Problem
Go through the lines below. Copy those with "title".

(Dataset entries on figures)
────────────────────────────────────────
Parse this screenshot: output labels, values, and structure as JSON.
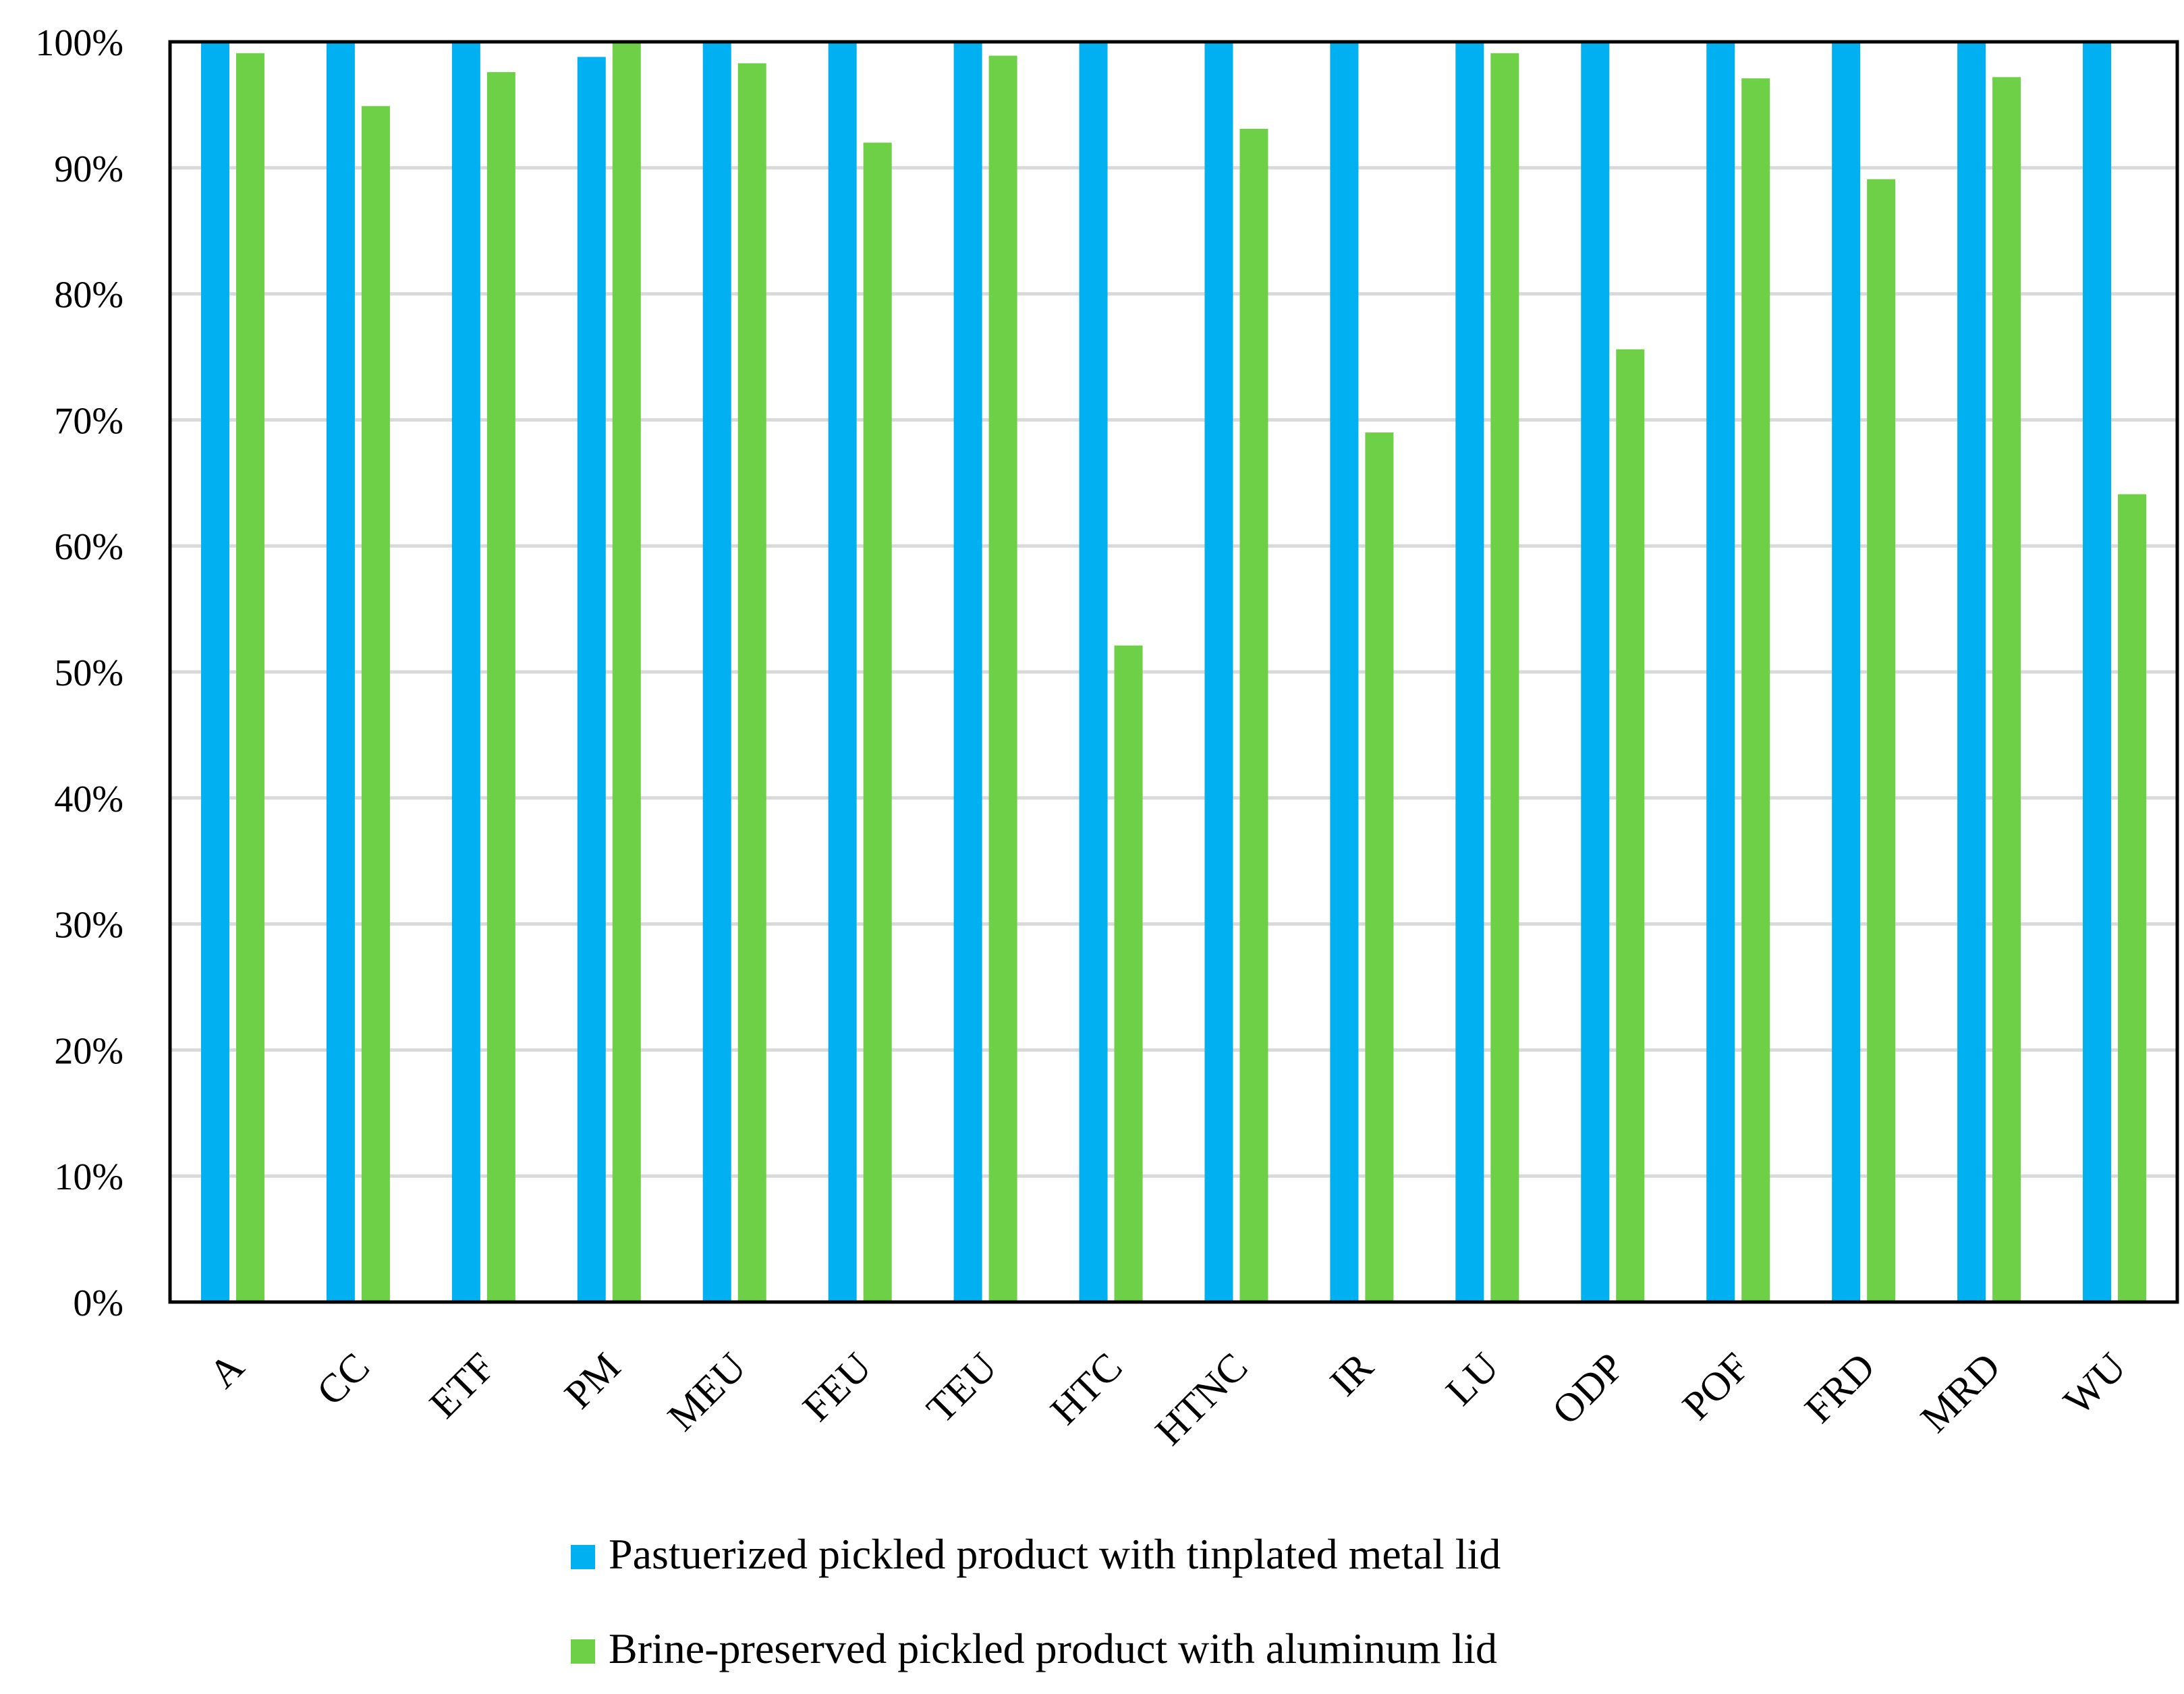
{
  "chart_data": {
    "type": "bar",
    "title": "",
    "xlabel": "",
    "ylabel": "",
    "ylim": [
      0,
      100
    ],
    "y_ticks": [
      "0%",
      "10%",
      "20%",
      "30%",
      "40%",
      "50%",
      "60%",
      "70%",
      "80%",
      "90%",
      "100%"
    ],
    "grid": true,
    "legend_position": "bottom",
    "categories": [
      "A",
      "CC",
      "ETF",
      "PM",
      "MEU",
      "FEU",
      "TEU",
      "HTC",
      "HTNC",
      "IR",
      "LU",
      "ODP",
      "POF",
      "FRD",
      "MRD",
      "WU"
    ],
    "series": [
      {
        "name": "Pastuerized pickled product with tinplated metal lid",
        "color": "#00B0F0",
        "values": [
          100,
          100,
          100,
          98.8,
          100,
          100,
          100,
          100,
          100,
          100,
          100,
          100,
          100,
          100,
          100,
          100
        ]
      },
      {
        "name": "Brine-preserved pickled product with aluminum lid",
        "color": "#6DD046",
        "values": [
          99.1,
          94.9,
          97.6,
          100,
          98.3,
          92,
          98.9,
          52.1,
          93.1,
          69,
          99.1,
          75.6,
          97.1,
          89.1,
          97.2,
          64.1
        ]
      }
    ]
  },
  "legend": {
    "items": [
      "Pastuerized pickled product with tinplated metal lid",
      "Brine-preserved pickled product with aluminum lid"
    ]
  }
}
────────────────────────────────────────
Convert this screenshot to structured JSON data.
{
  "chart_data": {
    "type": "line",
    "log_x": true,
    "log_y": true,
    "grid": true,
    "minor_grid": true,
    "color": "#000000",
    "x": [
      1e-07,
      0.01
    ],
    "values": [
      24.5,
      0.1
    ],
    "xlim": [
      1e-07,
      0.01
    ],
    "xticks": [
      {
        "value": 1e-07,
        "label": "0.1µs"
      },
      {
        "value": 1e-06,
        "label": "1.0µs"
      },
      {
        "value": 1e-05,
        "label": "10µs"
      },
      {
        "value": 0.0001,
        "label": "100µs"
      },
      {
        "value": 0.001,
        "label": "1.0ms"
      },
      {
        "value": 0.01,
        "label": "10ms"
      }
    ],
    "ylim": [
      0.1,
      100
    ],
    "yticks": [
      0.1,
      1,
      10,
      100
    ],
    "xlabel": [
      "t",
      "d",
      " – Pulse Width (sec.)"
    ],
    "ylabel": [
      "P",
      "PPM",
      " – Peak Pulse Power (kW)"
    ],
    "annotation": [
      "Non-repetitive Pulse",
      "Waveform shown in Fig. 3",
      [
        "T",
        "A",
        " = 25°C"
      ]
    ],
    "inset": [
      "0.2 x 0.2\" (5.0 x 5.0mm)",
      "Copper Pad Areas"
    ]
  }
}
────────────────────────────────────────
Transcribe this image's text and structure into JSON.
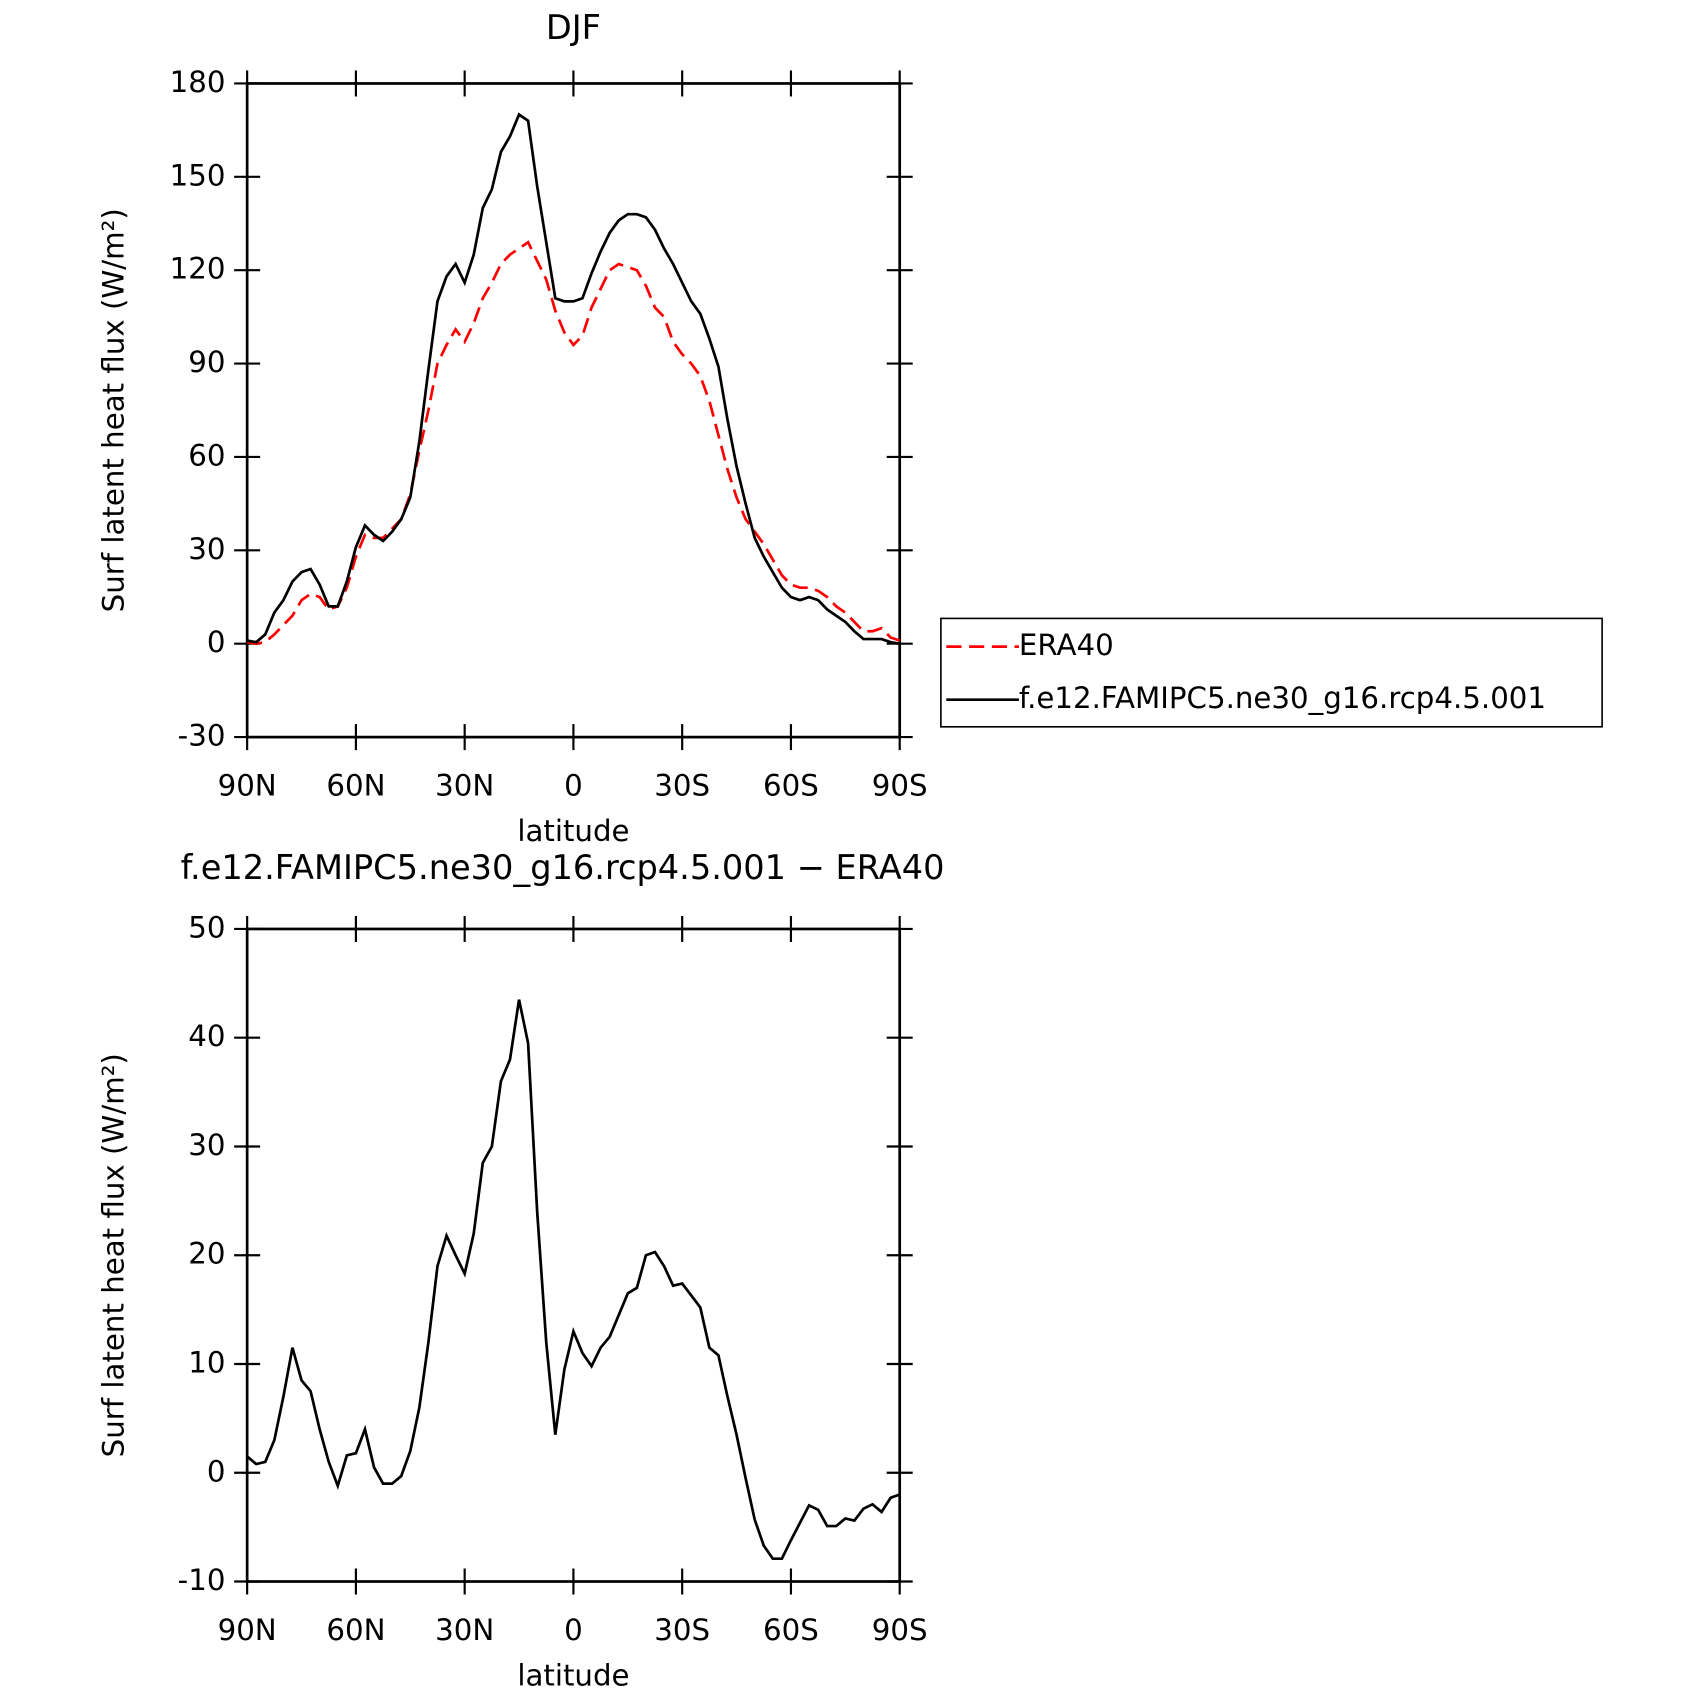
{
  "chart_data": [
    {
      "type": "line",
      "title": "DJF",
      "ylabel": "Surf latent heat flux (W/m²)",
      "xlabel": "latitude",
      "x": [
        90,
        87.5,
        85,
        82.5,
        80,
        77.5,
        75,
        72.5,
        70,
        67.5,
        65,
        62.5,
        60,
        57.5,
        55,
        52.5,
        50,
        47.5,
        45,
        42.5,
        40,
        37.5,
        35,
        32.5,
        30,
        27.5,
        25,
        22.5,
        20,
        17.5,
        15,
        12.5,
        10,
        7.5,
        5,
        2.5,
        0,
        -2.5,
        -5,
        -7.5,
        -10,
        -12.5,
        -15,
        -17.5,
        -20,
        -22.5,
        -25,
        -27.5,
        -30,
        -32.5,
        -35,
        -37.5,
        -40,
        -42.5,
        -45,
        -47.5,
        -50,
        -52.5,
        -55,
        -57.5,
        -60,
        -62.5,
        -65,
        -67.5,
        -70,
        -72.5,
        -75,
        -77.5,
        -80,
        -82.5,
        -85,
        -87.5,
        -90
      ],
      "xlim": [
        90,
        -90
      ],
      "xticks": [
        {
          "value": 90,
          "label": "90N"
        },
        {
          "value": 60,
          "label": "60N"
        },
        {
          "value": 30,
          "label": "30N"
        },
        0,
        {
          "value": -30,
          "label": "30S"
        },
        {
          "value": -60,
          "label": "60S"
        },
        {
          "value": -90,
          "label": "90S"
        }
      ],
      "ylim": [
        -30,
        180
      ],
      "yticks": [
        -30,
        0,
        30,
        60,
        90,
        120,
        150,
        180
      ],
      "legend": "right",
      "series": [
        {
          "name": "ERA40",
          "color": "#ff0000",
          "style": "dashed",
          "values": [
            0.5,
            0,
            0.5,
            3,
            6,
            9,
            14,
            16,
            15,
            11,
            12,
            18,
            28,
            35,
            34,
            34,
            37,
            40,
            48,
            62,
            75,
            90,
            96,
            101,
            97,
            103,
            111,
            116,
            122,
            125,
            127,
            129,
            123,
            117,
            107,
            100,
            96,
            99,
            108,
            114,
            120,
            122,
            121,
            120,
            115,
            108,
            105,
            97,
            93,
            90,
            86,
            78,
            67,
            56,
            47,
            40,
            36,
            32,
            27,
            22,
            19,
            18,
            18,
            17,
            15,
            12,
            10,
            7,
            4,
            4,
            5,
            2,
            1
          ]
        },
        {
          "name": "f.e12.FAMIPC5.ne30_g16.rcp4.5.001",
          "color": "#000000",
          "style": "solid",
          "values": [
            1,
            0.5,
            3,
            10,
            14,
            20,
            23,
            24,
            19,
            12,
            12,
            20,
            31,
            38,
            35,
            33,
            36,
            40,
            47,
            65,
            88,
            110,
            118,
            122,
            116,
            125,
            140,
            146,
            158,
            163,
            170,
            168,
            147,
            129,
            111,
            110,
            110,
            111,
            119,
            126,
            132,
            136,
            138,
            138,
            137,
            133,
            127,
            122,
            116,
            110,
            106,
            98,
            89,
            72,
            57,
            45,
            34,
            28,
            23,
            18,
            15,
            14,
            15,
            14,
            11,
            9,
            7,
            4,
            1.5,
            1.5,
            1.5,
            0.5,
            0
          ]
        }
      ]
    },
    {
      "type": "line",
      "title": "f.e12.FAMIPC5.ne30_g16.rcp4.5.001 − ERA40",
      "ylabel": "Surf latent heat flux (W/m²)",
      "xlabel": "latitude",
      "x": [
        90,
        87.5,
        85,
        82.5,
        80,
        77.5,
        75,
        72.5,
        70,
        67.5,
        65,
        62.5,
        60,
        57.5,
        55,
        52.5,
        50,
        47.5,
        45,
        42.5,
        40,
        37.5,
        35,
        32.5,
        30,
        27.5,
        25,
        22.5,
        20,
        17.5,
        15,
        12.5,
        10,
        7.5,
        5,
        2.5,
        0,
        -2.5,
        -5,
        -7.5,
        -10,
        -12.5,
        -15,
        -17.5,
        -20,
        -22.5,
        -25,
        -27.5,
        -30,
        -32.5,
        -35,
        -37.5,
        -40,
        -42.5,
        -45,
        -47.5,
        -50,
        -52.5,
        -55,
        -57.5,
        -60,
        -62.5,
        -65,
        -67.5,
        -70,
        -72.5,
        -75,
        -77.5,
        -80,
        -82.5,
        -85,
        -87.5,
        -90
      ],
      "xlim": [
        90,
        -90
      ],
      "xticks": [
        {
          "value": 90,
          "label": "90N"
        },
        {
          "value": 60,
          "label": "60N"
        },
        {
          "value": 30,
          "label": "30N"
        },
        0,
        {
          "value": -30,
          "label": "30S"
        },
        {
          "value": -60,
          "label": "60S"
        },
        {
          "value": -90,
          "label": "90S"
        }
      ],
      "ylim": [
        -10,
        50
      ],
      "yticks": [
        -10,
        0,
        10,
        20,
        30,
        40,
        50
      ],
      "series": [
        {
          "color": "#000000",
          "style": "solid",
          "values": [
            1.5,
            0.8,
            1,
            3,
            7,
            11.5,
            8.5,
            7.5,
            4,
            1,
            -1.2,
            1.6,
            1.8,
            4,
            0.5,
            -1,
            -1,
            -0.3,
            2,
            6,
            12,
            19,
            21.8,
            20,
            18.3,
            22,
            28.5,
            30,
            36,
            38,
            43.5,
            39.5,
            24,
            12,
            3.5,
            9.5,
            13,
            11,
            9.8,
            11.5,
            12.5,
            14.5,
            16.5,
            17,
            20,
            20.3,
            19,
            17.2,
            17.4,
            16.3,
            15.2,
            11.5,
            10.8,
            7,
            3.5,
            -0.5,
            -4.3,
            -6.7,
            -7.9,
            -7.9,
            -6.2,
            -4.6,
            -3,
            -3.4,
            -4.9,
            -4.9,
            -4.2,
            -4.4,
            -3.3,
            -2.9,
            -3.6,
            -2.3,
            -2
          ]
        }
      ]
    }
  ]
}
────────────────────────────────────────
Answer to the problem
    "title": "",
      "title": "DJF",
      "title": "f.e12.FAMIPC5.ne30_g16.rcp4.5.001 − ERA40",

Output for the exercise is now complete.